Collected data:
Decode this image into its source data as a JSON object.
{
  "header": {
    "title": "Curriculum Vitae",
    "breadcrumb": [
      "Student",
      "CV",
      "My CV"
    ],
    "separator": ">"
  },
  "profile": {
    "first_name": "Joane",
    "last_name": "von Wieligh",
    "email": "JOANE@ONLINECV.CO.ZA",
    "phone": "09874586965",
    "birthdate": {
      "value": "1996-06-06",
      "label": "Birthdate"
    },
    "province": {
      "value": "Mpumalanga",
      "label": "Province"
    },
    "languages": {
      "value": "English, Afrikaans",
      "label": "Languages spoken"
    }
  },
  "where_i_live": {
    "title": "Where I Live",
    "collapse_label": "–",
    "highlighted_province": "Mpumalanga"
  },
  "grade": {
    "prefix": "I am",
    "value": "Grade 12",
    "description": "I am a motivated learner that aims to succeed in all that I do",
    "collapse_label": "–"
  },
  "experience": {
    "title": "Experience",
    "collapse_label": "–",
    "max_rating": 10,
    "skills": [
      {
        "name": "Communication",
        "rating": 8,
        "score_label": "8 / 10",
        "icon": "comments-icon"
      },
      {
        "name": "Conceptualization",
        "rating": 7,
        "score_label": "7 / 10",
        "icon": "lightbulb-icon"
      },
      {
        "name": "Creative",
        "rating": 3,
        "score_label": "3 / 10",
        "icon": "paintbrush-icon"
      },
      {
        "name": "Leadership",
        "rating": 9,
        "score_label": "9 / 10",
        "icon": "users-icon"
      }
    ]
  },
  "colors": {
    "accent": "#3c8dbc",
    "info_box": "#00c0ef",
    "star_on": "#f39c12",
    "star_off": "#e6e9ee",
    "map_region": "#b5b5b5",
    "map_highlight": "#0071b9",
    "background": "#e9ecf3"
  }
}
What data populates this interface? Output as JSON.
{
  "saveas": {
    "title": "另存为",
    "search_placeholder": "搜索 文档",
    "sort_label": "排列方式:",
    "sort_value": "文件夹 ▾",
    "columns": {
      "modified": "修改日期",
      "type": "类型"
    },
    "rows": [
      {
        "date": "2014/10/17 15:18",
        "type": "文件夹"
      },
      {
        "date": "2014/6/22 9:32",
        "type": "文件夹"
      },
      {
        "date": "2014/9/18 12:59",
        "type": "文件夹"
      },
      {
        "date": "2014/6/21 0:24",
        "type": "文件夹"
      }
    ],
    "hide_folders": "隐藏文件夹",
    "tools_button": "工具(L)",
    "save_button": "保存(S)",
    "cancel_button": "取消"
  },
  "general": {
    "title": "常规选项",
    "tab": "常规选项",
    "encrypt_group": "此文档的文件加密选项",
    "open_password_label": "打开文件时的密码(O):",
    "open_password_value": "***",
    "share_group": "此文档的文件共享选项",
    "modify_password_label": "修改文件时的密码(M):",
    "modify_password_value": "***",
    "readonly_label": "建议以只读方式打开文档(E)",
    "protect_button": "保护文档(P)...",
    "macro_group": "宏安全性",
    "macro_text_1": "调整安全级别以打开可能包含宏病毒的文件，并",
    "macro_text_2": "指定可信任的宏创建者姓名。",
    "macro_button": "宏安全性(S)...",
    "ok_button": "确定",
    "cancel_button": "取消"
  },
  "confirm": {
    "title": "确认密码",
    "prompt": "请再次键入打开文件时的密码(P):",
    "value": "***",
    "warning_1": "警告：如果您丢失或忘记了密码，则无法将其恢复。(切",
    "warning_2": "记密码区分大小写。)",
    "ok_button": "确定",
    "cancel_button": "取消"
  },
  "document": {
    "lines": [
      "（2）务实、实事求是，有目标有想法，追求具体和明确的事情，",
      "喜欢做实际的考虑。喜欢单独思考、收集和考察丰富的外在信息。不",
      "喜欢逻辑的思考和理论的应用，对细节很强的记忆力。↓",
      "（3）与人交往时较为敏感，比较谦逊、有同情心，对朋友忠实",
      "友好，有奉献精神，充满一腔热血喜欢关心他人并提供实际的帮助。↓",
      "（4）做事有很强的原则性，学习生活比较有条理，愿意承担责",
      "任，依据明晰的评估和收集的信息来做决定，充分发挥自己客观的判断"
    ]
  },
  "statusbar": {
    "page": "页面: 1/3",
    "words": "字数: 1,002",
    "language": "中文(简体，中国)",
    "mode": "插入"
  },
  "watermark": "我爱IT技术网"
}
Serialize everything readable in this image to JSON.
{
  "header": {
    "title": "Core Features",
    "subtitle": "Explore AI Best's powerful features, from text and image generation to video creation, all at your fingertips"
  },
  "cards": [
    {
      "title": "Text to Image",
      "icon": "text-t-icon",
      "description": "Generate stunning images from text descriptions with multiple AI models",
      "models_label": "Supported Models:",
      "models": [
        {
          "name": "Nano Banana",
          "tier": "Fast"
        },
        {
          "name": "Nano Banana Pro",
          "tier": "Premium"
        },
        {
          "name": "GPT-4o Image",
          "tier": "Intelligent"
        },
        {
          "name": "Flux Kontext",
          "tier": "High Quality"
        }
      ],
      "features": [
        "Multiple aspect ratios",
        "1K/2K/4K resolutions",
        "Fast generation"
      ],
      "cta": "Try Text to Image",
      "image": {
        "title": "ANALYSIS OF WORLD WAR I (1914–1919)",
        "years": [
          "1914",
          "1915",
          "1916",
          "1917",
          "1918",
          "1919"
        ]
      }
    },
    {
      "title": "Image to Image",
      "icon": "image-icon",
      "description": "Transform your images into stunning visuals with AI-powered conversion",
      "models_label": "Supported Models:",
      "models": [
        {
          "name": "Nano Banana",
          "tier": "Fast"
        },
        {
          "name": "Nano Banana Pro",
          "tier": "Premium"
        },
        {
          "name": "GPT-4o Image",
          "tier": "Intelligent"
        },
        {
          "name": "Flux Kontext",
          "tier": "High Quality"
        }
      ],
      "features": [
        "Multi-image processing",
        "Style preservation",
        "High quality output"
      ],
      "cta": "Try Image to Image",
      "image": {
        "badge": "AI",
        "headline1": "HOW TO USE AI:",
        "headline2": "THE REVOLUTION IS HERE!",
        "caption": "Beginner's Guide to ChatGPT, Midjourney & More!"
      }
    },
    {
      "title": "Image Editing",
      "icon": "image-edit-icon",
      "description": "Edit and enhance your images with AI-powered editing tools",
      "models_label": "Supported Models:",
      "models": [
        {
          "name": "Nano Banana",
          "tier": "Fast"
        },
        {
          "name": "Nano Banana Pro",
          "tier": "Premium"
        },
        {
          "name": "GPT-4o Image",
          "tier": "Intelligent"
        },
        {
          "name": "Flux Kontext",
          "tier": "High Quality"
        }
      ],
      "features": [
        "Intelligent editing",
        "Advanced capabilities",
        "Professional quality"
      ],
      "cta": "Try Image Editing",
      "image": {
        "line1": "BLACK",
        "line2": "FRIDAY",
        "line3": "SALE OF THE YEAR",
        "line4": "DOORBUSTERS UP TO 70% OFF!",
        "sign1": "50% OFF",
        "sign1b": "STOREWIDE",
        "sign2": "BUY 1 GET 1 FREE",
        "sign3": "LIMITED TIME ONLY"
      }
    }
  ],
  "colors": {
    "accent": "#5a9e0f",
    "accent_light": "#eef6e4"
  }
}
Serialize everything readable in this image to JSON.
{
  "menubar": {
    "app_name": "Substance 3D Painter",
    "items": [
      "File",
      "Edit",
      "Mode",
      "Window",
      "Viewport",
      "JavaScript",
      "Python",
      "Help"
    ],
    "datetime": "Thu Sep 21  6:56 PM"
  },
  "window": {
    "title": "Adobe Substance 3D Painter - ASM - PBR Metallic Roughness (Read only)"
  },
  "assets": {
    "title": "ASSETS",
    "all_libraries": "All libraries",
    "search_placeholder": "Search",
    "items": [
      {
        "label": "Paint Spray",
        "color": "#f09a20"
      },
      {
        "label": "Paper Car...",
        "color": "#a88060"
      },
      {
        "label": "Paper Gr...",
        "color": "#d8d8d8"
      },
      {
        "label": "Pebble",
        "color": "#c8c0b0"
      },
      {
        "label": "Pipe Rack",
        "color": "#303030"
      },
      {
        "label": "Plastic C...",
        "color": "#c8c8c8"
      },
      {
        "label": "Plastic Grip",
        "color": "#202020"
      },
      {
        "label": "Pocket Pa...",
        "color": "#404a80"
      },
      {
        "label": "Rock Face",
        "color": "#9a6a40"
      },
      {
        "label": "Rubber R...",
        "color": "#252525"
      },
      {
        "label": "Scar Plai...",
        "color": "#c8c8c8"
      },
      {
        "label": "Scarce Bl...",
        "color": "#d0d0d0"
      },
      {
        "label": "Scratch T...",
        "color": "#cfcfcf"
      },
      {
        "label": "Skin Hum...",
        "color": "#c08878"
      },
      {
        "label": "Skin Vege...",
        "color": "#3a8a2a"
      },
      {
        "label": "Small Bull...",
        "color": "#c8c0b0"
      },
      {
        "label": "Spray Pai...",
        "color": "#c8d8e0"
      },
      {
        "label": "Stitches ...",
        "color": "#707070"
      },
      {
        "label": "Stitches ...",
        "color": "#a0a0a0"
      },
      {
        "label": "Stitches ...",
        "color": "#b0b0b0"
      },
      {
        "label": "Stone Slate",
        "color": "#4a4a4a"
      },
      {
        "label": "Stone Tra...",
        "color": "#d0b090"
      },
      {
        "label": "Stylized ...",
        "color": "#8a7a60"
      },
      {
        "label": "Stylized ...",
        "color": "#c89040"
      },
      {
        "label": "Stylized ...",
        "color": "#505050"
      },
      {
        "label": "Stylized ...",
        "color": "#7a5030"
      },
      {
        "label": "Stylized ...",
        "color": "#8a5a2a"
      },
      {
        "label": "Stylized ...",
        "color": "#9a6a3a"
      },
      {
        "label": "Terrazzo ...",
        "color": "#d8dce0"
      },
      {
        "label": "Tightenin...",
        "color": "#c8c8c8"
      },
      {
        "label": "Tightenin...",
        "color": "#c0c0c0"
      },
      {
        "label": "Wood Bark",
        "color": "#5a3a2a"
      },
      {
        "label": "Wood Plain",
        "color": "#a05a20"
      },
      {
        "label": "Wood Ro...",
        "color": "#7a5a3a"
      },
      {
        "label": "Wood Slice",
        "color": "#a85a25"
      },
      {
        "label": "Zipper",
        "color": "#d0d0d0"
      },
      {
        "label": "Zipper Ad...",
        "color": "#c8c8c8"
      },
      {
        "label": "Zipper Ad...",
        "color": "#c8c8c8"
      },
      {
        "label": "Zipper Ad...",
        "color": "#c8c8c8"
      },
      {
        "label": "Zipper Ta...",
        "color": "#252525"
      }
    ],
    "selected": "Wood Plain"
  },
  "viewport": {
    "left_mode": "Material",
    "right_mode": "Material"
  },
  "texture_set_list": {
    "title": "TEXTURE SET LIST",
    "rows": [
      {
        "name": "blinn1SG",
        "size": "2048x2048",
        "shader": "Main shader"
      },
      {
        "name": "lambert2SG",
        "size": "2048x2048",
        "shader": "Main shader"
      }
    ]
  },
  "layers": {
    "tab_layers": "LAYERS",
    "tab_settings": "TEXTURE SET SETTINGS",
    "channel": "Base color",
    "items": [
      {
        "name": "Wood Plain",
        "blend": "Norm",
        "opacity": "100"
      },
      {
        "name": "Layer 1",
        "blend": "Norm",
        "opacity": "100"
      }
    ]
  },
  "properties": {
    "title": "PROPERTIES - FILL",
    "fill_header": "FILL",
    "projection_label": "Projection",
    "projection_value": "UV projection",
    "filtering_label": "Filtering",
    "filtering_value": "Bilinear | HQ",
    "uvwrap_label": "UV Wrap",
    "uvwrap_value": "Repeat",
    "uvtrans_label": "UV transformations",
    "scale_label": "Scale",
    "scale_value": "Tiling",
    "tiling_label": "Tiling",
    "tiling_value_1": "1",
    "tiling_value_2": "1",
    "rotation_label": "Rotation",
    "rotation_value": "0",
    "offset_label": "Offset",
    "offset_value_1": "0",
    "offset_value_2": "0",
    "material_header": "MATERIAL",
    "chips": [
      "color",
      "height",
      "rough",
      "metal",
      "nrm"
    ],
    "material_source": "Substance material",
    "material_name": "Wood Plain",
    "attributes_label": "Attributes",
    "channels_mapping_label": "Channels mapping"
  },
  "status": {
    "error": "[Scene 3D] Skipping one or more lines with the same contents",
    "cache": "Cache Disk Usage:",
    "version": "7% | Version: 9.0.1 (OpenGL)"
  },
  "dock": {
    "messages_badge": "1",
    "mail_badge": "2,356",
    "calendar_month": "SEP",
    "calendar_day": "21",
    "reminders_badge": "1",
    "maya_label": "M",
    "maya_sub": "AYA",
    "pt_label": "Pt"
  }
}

» **Instruction**
Return each line in the records that holds the string "Mpumalanga".

» **Completed exercise**
      "value": "Mpumalanga",
    "highlighted_province": "Mpumalanga"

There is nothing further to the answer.